* [STATED GOAL]
Here are some records; return them all exactly.

* [ENTRIES SUPPLIED]
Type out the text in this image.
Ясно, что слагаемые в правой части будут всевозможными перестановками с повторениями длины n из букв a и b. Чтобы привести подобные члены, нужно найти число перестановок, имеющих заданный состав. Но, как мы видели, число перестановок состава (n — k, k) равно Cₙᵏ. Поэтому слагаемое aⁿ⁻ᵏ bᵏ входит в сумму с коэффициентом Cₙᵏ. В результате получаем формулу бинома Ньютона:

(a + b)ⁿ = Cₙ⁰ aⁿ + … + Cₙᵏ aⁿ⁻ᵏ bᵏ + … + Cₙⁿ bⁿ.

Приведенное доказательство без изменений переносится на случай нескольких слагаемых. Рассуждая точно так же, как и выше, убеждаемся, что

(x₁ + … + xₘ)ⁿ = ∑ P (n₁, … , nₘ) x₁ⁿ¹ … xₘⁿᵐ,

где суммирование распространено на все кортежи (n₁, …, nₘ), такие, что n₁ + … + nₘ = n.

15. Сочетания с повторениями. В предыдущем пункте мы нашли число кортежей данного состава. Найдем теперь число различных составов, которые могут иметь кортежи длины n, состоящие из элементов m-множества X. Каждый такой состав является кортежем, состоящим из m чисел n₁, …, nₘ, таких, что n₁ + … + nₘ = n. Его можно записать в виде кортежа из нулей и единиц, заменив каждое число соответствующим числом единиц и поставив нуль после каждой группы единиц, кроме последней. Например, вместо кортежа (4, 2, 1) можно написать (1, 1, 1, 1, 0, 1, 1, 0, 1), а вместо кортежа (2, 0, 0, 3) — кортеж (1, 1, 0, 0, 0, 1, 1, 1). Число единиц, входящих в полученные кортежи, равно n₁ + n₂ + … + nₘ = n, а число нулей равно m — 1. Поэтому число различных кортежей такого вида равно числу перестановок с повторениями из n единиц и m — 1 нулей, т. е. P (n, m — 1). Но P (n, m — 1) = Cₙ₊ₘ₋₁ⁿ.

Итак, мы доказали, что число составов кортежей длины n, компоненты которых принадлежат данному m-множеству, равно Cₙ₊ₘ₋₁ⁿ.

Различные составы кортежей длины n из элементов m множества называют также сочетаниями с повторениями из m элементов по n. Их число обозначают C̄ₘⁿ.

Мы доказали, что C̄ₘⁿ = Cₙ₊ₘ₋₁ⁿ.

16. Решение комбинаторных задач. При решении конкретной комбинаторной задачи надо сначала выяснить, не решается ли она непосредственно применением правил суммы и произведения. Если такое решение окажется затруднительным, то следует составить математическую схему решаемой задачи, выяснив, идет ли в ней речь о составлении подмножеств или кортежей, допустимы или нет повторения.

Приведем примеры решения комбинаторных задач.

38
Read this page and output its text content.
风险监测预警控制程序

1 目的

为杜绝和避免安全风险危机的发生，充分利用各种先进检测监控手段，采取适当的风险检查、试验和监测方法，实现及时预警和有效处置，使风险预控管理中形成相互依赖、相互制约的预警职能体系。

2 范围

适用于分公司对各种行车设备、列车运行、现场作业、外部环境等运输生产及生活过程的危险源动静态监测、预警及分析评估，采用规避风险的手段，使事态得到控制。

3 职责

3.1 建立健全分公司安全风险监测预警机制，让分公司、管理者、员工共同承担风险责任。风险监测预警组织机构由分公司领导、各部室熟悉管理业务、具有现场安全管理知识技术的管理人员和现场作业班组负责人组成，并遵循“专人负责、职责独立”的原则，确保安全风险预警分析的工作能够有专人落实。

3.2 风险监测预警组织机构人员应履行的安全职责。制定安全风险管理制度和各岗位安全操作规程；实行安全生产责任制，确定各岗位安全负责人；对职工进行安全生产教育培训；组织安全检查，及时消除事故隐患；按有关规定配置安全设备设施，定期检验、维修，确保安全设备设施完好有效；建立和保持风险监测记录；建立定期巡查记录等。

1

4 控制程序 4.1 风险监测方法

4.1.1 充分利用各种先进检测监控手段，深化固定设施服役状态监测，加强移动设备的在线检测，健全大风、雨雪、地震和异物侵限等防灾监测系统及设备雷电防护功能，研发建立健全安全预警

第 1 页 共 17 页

* [THE REPLY]
Type out the text in this image.
Ясно, что слагаемые в правой части будут всевозможными перестановками с повторениями длины n из букв a и b. Чтобы привести подобные члены, нужно найти число перестановок, имеющих заданный состав. Но, как мы видели, число перестановок состава (n — k, k) равно Cₙᵏ. Поэтому слагаемое aⁿ⁻ᵏ bᵏ входит в сумму с коэффициентом Cₙᵏ. В результате получаем формулу бинома Ньютона:

(a + b)ⁿ = Cₙ⁰ aⁿ + … + Cₙᵏ aⁿ⁻ᵏ bᵏ + … + Cₙⁿ bⁿ.

Приведенное доказательство без изменений переносится на случай нескольких слагаемых. Рассуждая точно так же, как и выше, убеждаемся, что

(x₁ + … + xₘ)ⁿ = ∑ P (n₁, … , nₘ) x₁ⁿ¹ … xₘⁿᵐ,

где суммирование распространено на все кортежи (n₁, …, nₘ), такие, что n₁ + … + nₘ = n.

15. Сочетания с повторениями. В предыдущем пункте мы нашли число кортежей данного состава. Найдем теперь число различных составов, которые могут иметь кортежи длины n, состоящие из элементов m-множества X. Каждый такой состав является кортежем, состоящим из m чисел n₁, …, nₘ, таких, что n₁ + … + nₘ = n. Его можно записать в виде кортежа из нулей и единиц, заменив каждое число соответствующим числом единиц и поставив нуль после каждой группы единиц, кроме последней. Например, вместо кортежа (4, 2, 1) можно написать (1, 1, 1, 1, 0, 1, 1, 0, 1), а вместо кортежа (2, 0, 0, 3) — кортеж (1, 1, 0, 0, 0, 1, 1, 1). Число единиц, входящих в полученные кортежи, равно n₁ + n₂ + … + nₘ = n, а число нулей равно m — 1. Поэтому число различных кортежей такого вида равно числу перестановок с повторениями из n единиц и m — 1 нулей, т. е. P (n, m — 1). Но P (n, m — 1) = Cₙ₊ₘ₋₁ⁿ.

Итак, мы доказали, что число составов кортежей длины n, компоненты которых принадлежат данному m-множеству, равно Cₙ₊ₘ₋₁ⁿ.

Различные составы кортежей длины n из элементов m множества называют также сочетаниями с повторениями из m элементов по n. Их число обозначают C̄ₘⁿ.

Мы доказали, что C̄ₘⁿ = Cₙ₊ₘ₋₁ⁿ.

16. Решение комбинаторных задач. При решении конкретной комбинаторной задачи надо сначала выяснить, не решается ли она непосредственно применением правил суммы и произведения. Если такое решение окажется затруднительным, то следует составить математическую схему решаемой задачи, выяснив, идет ли в ней речь о составлении подмножеств или кортежей, допустимы или нет повторения.

Приведем примеры решения комбинаторных задач.

38
Read this page and output its text content.
风险监测预警控制程序

1 目的

为杜绝和避免安全风险危机的发生，充分利用各种先进检测监控手段，采取适当的风险检查、试验和监测方法，实现及时预警和有效处置，使风险预控管理中形成相互依赖、相互制约的预警职能体系。

2 范围

适用于分公司对各种行车设备、列车运行、现场作业、外部环境等运输生产及生活过程的危险源动静态监测、预警及分析评估，采用规避风险的手段，使事态得到控制。

3 职责

3.1 建立健全分公司安全风险监测预警机制，让分公司、管理者、员工共同承担风险责任。风险监测预警组织机构由分公司领导、各部室熟悉管理业务、具有现场安全管理知识技术的管理人员和现场作业班组负责人组成，并遵循“专人负责、职责独立”的原则，确保安全风险预警分析的工作能够有专人落实。

3.2 风险监测预警组织机构人员应履行的安全职责。制定安全风险管理制度和各岗位安全操作规程；实行安全生产责任制，确定各岗位安全负责人；对职工进行安全生产教育培训；组织安全检查，及时消除事故隐患；按有关规定配置安全设备设施，定期检验、维修，确保安全设备设施完好有效；建立和保持风险监测记录；建立定期巡查记录等。

1

4 控制程序 4.1 风险监测方法

4.1.1 充分利用各种先进检测监控手段，深化固定设施服役状态监测，加强移动设备的在线检测，健全大风、雨雪、地震和异物侵限等防灾监测系统及设备雷电防护功能，研发建立健全安全预警

第 1 页 共 17 页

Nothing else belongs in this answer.